● Goal of the exercise: Your task is to give the listing below back word for word, pictures excluded.

(Figure content listings)
•••

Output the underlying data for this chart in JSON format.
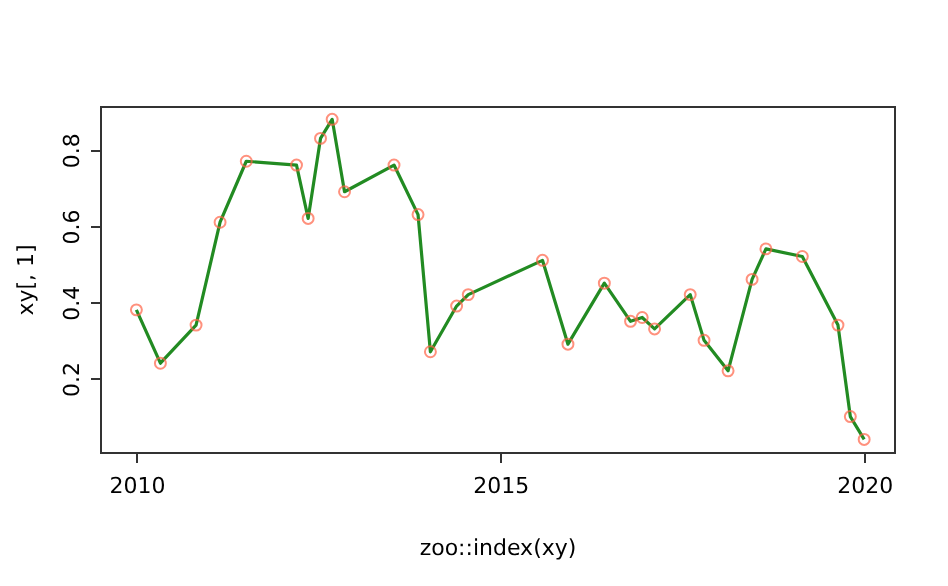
{
  "chart_data": {
    "type": "line",
    "xlabel": "zoo::index(xy)",
    "ylabel": "xy[, 1]",
    "x": [
      2010.0,
      2010.33,
      2010.82,
      2011.15,
      2011.51,
      2012.2,
      2012.36,
      2012.53,
      2012.69,
      2012.86,
      2013.54,
      2013.87,
      2014.04,
      2014.4,
      2014.56,
      2015.58,
      2015.93,
      2016.43,
      2016.79,
      2016.95,
      2017.12,
      2017.61,
      2017.8,
      2018.13,
      2018.46,
      2018.65,
      2019.15,
      2019.64,
      2019.81,
      2020.0
    ],
    "series": [
      {
        "color": "#228b22",
        "marker": "none",
        "values": [
          0.38,
          0.24,
          0.34,
          0.61,
          0.77,
          0.76,
          0.62,
          0.83,
          0.88,
          0.69,
          0.76,
          0.63,
          0.27,
          0.39,
          0.42,
          0.51,
          0.29,
          0.45,
          0.35,
          0.36,
          0.33,
          0.42,
          0.3,
          0.22,
          0.46,
          0.54,
          0.52,
          0.34,
          0.1,
          0.04
        ]
      },
      {
        "type": "scatter",
        "color": "#ff6347",
        "marker": "circle",
        "values": [
          0.38,
          0.24,
          0.34,
          0.61,
          0.77,
          0.76,
          0.62,
          0.83,
          0.88,
          0.69,
          0.76,
          0.63,
          0.27,
          0.39,
          0.42,
          0.51,
          0.29,
          0.45,
          0.35,
          0.36,
          0.33,
          0.42,
          0.3,
          0.22,
          0.46,
          0.54,
          0.52,
          0.34,
          0.1,
          0.04
        ]
      }
    ],
    "xlim": [
      2009.5,
      2020.41
    ],
    "xticks": [
      2010,
      2015,
      2020
    ],
    "ylim": [
      0.007,
      0.915
    ],
    "yticks": [
      0.2,
      0.4,
      0.6,
      0.8
    ],
    "grid": false
  }
}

•••

● Exercise answer:
Output the underlying data for this chart in JSON format.
{
  "chart_data": {
    "type": "line",
    "xlabel": "zoo::index(xy)",
    "ylabel": "xy[, 1]",
    "x": [
      2010.0,
      2010.33,
      2010.82,
      2011.15,
      2011.51,
      2012.2,
      2012.36,
      2012.53,
      2012.69,
      2012.86,
      2013.54,
      2013.87,
      2014.04,
      2014.4,
      2014.56,
      2015.58,
      2015.93,
      2016.43,
      2016.79,
      2016.95,
      2017.12,
      2017.61,
      2017.8,
      2018.13,
      2018.46,
      2018.65,
      2019.15,
      2019.64,
      2019.81,
      2020.0
    ],
    "series": [
      {
        "color": "#228b22",
        "marker": "none",
        "values": [
          0.38,
          0.24,
          0.34,
          0.61,
          0.77,
          0.76,
          0.62,
          0.83,
          0.88,
          0.69,
          0.76,
          0.63,
          0.27,
          0.39,
          0.42,
          0.51,
          0.29,
          0.45,
          0.35,
          0.36,
          0.33,
          0.42,
          0.3,
          0.22,
          0.46,
          0.54,
          0.52,
          0.34,
          0.1,
          0.04
        ]
      },
      {
        "type": "scatter",
        "color": "#ff6347",
        "marker": "circle",
        "values": [
          0.38,
          0.24,
          0.34,
          0.61,
          0.77,
          0.76,
          0.62,
          0.83,
          0.88,
          0.69,
          0.76,
          0.63,
          0.27,
          0.39,
          0.42,
          0.51,
          0.29,
          0.45,
          0.35,
          0.36,
          0.33,
          0.42,
          0.3,
          0.22,
          0.46,
          0.54,
          0.52,
          0.34,
          0.1,
          0.04
        ]
      }
    ],
    "xlim": [
      2009.5,
      2020.41
    ],
    "xticks": [
      2010,
      2015,
      2020
    ],
    "ylim": [
      0.007,
      0.915
    ],
    "yticks": [
      0.2,
      0.4,
      0.6,
      0.8
    ],
    "grid": false
  }
}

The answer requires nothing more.